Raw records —
_ _ _ _

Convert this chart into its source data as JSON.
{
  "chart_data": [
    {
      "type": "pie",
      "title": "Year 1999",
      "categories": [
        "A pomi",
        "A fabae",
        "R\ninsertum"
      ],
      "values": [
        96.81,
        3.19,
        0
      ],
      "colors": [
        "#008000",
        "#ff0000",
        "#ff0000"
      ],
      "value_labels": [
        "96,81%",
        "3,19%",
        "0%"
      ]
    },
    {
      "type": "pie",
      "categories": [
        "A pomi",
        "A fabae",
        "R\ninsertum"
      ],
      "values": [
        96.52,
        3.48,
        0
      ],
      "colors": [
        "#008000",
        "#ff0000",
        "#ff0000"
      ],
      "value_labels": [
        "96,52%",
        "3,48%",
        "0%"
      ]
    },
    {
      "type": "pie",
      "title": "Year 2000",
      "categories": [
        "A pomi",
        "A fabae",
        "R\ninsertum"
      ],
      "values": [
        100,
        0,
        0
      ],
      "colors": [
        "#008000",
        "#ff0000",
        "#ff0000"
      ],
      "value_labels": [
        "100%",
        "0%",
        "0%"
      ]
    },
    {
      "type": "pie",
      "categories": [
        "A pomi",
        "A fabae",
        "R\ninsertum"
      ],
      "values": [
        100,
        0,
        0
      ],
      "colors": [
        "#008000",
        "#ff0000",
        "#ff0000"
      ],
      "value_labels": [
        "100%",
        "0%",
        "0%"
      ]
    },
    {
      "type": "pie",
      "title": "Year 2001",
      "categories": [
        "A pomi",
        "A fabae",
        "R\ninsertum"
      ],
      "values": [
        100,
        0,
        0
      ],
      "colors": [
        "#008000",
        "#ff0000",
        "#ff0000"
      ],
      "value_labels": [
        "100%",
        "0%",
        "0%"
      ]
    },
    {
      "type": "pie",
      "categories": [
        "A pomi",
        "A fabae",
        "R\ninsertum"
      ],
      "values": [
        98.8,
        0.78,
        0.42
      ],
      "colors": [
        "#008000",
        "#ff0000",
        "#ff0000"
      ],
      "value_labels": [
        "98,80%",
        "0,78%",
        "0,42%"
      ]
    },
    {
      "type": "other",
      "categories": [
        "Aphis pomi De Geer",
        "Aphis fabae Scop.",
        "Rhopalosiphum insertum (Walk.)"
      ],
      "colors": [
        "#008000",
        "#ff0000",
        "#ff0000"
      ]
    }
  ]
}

_ _ _ _

WHAT NEEDS TO BE DONE —
Copy out all of the records above with nothing altered.

REPLY —
Convert this chart into its source data as JSON.
{
  "chart_data": [
    {
      "type": "pie",
      "title": "Year 1999",
      "categories": [
        "A pomi",
        "A fabae",
        "R\ninsertum"
      ],
      "values": [
        96.81,
        3.19,
        0
      ],
      "colors": [
        "#008000",
        "#ff0000",
        "#ff0000"
      ],
      "value_labels": [
        "96,81%",
        "3,19%",
        "0%"
      ]
    },
    {
      "type": "pie",
      "categories": [
        "A pomi",
        "A fabae",
        "R\ninsertum"
      ],
      "values": [
        96.52,
        3.48,
        0
      ],
      "colors": [
        "#008000",
        "#ff0000",
        "#ff0000"
      ],
      "value_labels": [
        "96,52%",
        "3,48%",
        "0%"
      ]
    },
    {
      "type": "pie",
      "title": "Year 2000",
      "categories": [
        "A pomi",
        "A fabae",
        "R\ninsertum"
      ],
      "values": [
        100,
        0,
        0
      ],
      "colors": [
        "#008000",
        "#ff0000",
        "#ff0000"
      ],
      "value_labels": [
        "100%",
        "0%",
        "0%"
      ]
    },
    {
      "type": "pie",
      "categories": [
        "A pomi",
        "A fabae",
        "R\ninsertum"
      ],
      "values": [
        100,
        0,
        0
      ],
      "colors": [
        "#008000",
        "#ff0000",
        "#ff0000"
      ],
      "value_labels": [
        "100%",
        "0%",
        "0%"
      ]
    },
    {
      "type": "pie",
      "title": "Year 2001",
      "categories": [
        "A pomi",
        "A fabae",
        "R\ninsertum"
      ],
      "values": [
        100,
        0,
        0
      ],
      "colors": [
        "#008000",
        "#ff0000",
        "#ff0000"
      ],
      "value_labels": [
        "100%",
        "0%",
        "0%"
      ]
    },
    {
      "type": "pie",
      "categories": [
        "A pomi",
        "A fabae",
        "R\ninsertum"
      ],
      "values": [
        98.8,
        0.78,
        0.42
      ],
      "colors": [
        "#008000",
        "#ff0000",
        "#ff0000"
      ],
      "value_labels": [
        "98,80%",
        "0,78%",
        "0,42%"
      ]
    },
    {
      "type": "other",
      "categories": [
        "Aphis pomi De Geer",
        "Aphis fabae Scop.",
        "Rhopalosiphum insertum (Walk.)"
      ],
      "colors": [
        "#008000",
        "#ff0000",
        "#ff0000"
      ]
    }
  ]
}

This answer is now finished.